• Material for this exercise:

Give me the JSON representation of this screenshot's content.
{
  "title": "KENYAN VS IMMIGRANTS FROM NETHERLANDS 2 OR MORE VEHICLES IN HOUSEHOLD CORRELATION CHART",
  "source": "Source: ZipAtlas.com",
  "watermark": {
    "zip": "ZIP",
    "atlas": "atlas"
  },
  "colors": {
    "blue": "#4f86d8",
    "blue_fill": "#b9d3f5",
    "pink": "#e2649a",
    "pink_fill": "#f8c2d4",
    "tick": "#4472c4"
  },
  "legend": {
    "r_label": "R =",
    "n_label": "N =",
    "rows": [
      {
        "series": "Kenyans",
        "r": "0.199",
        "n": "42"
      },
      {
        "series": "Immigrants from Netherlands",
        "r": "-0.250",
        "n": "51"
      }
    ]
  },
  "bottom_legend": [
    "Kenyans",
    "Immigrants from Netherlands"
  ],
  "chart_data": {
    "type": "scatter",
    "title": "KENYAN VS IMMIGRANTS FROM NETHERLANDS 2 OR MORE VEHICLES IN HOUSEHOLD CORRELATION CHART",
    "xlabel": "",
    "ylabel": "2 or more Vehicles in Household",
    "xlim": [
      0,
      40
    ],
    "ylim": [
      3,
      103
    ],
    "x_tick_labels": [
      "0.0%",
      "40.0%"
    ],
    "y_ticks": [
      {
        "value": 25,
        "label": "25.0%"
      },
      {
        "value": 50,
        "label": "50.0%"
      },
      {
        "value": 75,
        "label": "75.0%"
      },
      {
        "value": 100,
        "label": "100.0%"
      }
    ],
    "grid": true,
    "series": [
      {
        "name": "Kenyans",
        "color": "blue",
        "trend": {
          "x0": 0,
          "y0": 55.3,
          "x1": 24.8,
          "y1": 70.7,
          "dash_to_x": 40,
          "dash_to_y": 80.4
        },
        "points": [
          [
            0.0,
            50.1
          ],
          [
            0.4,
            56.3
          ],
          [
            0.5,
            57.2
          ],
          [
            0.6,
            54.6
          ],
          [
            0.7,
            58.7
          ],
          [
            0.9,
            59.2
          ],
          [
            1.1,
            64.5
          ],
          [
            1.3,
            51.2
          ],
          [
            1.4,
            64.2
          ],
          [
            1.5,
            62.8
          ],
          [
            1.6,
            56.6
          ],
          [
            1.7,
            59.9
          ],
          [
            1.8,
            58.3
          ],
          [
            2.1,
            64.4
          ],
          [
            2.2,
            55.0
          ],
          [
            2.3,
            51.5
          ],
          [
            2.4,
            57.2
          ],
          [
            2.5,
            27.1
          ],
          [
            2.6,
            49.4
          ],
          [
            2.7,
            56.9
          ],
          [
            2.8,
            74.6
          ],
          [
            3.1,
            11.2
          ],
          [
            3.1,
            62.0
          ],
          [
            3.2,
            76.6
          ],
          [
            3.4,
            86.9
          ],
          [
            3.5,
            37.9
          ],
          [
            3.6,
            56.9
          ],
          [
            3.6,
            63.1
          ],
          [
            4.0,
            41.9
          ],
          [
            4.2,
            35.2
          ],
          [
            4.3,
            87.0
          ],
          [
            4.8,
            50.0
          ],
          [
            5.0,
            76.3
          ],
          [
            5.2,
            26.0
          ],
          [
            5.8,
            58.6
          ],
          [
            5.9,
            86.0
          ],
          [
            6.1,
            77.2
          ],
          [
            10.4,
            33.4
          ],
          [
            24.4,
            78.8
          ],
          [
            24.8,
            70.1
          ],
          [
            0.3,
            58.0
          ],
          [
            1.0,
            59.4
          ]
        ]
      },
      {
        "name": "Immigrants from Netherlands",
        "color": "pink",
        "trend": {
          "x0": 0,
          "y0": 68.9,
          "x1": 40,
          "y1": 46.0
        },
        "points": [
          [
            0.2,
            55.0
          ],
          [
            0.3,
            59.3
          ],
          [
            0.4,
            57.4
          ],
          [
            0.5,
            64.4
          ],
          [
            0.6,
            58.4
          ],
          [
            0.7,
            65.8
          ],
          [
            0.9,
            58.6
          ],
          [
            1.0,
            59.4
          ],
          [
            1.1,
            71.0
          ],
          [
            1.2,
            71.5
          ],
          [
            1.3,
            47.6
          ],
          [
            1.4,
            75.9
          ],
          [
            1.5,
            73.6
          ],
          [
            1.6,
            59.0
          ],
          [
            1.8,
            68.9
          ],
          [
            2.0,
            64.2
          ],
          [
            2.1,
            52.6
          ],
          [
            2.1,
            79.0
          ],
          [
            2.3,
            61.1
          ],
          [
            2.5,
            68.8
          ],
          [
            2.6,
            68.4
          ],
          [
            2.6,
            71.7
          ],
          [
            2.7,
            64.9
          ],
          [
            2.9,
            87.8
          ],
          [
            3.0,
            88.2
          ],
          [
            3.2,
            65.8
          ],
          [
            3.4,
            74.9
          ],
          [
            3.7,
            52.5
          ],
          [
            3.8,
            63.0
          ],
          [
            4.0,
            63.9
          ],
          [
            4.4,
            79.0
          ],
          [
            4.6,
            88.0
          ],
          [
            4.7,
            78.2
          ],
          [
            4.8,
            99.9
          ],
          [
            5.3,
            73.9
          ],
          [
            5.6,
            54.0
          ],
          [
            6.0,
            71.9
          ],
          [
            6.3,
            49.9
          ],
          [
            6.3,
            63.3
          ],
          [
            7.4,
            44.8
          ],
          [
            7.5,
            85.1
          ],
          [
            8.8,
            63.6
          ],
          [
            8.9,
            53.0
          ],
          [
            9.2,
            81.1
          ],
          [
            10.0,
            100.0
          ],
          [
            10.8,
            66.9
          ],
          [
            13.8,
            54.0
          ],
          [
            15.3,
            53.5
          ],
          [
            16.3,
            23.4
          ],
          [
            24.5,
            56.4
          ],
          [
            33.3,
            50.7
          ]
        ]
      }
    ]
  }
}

• What you should do:
Write down the full listing again, exactly.

• Answer to this exercise:
Give me the JSON representation of this screenshot's content.
{
  "title": "KENYAN VS IMMIGRANTS FROM NETHERLANDS 2 OR MORE VEHICLES IN HOUSEHOLD CORRELATION CHART",
  "source": "Source: ZipAtlas.com",
  "watermark": {
    "zip": "ZIP",
    "atlas": "atlas"
  },
  "colors": {
    "blue": "#4f86d8",
    "blue_fill": "#b9d3f5",
    "pink": "#e2649a",
    "pink_fill": "#f8c2d4",
    "tick": "#4472c4"
  },
  "legend": {
    "r_label": "R =",
    "n_label": "N =",
    "rows": [
      {
        "series": "Kenyans",
        "r": "0.199",
        "n": "42"
      },
      {
        "series": "Immigrants from Netherlands",
        "r": "-0.250",
        "n": "51"
      }
    ]
  },
  "bottom_legend": [
    "Kenyans",
    "Immigrants from Netherlands"
  ],
  "chart_data": {
    "type": "scatter",
    "title": "KENYAN VS IMMIGRANTS FROM NETHERLANDS 2 OR MORE VEHICLES IN HOUSEHOLD CORRELATION CHART",
    "xlabel": "",
    "ylabel": "2 or more Vehicles in Household",
    "xlim": [
      0,
      40
    ],
    "ylim": [
      3,
      103
    ],
    "x_tick_labels": [
      "0.0%",
      "40.0%"
    ],
    "y_ticks": [
      {
        "value": 25,
        "label": "25.0%"
      },
      {
        "value": 50,
        "label": "50.0%"
      },
      {
        "value": 75,
        "label": "75.0%"
      },
      {
        "value": 100,
        "label": "100.0%"
      }
    ],
    "grid": true,
    "series": [
      {
        "name": "Kenyans",
        "color": "blue",
        "trend": {
          "x0": 0,
          "y0": 55.3,
          "x1": 24.8,
          "y1": 70.7,
          "dash_to_x": 40,
          "dash_to_y": 80.4
        },
        "points": [
          [
            0.0,
            50.1
          ],
          [
            0.4,
            56.3
          ],
          [
            0.5,
            57.2
          ],
          [
            0.6,
            54.6
          ],
          [
            0.7,
            58.7
          ],
          [
            0.9,
            59.2
          ],
          [
            1.1,
            64.5
          ],
          [
            1.3,
            51.2
          ],
          [
            1.4,
            64.2
          ],
          [
            1.5,
            62.8
          ],
          [
            1.6,
            56.6
          ],
          [
            1.7,
            59.9
          ],
          [
            1.8,
            58.3
          ],
          [
            2.1,
            64.4
          ],
          [
            2.2,
            55.0
          ],
          [
            2.3,
            51.5
          ],
          [
            2.4,
            57.2
          ],
          [
            2.5,
            27.1
          ],
          [
            2.6,
            49.4
          ],
          [
            2.7,
            56.9
          ],
          [
            2.8,
            74.6
          ],
          [
            3.1,
            11.2
          ],
          [
            3.1,
            62.0
          ],
          [
            3.2,
            76.6
          ],
          [
            3.4,
            86.9
          ],
          [
            3.5,
            37.9
          ],
          [
            3.6,
            56.9
          ],
          [
            3.6,
            63.1
          ],
          [
            4.0,
            41.9
          ],
          [
            4.2,
            35.2
          ],
          [
            4.3,
            87.0
          ],
          [
            4.8,
            50.0
          ],
          [
            5.0,
            76.3
          ],
          [
            5.2,
            26.0
          ],
          [
            5.8,
            58.6
          ],
          [
            5.9,
            86.0
          ],
          [
            6.1,
            77.2
          ],
          [
            10.4,
            33.4
          ],
          [
            24.4,
            78.8
          ],
          [
            24.8,
            70.1
          ],
          [
            0.3,
            58.0
          ],
          [
            1.0,
            59.4
          ]
        ]
      },
      {
        "name": "Immigrants from Netherlands",
        "color": "pink",
        "trend": {
          "x0": 0,
          "y0": 68.9,
          "x1": 40,
          "y1": 46.0
        },
        "points": [
          [
            0.2,
            55.0
          ],
          [
            0.3,
            59.3
          ],
          [
            0.4,
            57.4
          ],
          [
            0.5,
            64.4
          ],
          [
            0.6,
            58.4
          ],
          [
            0.7,
            65.8
          ],
          [
            0.9,
            58.6
          ],
          [
            1.0,
            59.4
          ],
          [
            1.1,
            71.0
          ],
          [
            1.2,
            71.5
          ],
          [
            1.3,
            47.6
          ],
          [
            1.4,
            75.9
          ],
          [
            1.5,
            73.6
          ],
          [
            1.6,
            59.0
          ],
          [
            1.8,
            68.9
          ],
          [
            2.0,
            64.2
          ],
          [
            2.1,
            52.6
          ],
          [
            2.1,
            79.0
          ],
          [
            2.3,
            61.1
          ],
          [
            2.5,
            68.8
          ],
          [
            2.6,
            68.4
          ],
          [
            2.6,
            71.7
          ],
          [
            2.7,
            64.9
          ],
          [
            2.9,
            87.8
          ],
          [
            3.0,
            88.2
          ],
          [
            3.2,
            65.8
          ],
          [
            3.4,
            74.9
          ],
          [
            3.7,
            52.5
          ],
          [
            3.8,
            63.0
          ],
          [
            4.0,
            63.9
          ],
          [
            4.4,
            79.0
          ],
          [
            4.6,
            88.0
          ],
          [
            4.7,
            78.2
          ],
          [
            4.8,
            99.9
          ],
          [
            5.3,
            73.9
          ],
          [
            5.6,
            54.0
          ],
          [
            6.0,
            71.9
          ],
          [
            6.3,
            49.9
          ],
          [
            6.3,
            63.3
          ],
          [
            7.4,
            44.8
          ],
          [
            7.5,
            85.1
          ],
          [
            8.8,
            63.6
          ],
          [
            8.9,
            53.0
          ],
          [
            9.2,
            81.1
          ],
          [
            10.0,
            100.0
          ],
          [
            10.8,
            66.9
          ],
          [
            13.8,
            54.0
          ],
          [
            15.3,
            53.5
          ],
          [
            16.3,
            23.4
          ],
          [
            24.5,
            56.4
          ],
          [
            33.3,
            50.7
          ]
        ]
      }
    ]
  }
}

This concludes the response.